(Data excerpts)

■ ■ ■ ■ ■ ■ ■

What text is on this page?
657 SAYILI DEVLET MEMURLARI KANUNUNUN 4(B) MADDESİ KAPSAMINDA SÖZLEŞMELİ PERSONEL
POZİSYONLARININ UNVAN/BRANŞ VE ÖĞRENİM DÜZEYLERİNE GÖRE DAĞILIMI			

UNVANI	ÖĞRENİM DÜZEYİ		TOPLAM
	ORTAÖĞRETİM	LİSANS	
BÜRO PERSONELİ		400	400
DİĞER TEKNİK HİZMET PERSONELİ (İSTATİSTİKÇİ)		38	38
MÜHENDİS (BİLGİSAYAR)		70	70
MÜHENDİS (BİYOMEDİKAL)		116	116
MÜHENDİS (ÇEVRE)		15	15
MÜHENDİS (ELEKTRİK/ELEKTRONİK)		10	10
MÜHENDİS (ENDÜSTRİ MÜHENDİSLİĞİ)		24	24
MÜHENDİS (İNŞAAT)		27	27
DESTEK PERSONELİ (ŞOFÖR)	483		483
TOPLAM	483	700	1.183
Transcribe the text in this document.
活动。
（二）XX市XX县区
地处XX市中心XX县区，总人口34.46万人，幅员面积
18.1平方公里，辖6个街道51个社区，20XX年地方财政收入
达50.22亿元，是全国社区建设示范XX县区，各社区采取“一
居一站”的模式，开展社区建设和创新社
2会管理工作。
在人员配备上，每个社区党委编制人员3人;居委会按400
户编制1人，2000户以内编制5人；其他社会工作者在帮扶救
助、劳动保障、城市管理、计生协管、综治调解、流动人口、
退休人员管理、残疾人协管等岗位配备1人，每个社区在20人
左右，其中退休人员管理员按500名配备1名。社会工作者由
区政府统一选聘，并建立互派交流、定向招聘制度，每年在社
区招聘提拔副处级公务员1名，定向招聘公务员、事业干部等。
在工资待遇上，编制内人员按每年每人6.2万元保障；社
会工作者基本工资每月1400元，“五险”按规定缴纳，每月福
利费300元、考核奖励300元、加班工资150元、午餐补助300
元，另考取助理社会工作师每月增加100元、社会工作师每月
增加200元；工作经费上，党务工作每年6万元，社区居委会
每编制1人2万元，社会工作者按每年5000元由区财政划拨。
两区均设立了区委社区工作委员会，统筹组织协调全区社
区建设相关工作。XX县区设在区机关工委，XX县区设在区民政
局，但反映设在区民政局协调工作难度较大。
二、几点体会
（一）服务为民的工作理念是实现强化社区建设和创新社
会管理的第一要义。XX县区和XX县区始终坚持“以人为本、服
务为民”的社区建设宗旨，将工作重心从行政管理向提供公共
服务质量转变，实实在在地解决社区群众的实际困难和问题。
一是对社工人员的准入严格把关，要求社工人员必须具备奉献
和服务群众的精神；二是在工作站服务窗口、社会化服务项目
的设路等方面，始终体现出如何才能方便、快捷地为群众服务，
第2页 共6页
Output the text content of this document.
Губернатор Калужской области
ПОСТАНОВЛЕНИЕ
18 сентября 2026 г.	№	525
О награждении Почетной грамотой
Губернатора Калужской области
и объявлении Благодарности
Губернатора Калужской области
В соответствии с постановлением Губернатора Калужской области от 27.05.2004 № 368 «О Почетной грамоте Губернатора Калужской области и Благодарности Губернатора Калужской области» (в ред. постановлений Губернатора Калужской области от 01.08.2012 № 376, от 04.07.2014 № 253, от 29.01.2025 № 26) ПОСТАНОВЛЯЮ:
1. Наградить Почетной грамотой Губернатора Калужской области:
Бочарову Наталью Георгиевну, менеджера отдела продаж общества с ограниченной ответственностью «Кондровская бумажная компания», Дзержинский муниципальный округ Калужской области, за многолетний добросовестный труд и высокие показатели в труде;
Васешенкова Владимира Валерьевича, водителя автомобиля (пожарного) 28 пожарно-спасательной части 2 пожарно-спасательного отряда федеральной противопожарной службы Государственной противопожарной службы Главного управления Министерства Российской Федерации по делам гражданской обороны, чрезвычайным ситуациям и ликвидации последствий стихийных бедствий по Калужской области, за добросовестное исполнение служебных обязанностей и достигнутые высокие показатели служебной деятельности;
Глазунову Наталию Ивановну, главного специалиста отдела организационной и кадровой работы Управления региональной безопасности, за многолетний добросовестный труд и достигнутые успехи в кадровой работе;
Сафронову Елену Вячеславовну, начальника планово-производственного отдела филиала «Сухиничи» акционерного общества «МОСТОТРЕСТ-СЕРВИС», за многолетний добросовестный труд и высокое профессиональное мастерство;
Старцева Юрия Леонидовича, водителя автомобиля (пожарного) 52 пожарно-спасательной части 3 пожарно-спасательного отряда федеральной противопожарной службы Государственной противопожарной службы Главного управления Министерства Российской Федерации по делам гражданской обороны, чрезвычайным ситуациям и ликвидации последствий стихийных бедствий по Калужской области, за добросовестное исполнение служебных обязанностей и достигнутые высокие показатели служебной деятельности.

■ ■ ■ ■ ■ ■ ■

→ **WHAT THE TASK REQUIRES**:
A line counts if it holds the word "Благодарности". How many lines of the entries count? Give the number only.

→ **FULL RESPONSE**:
2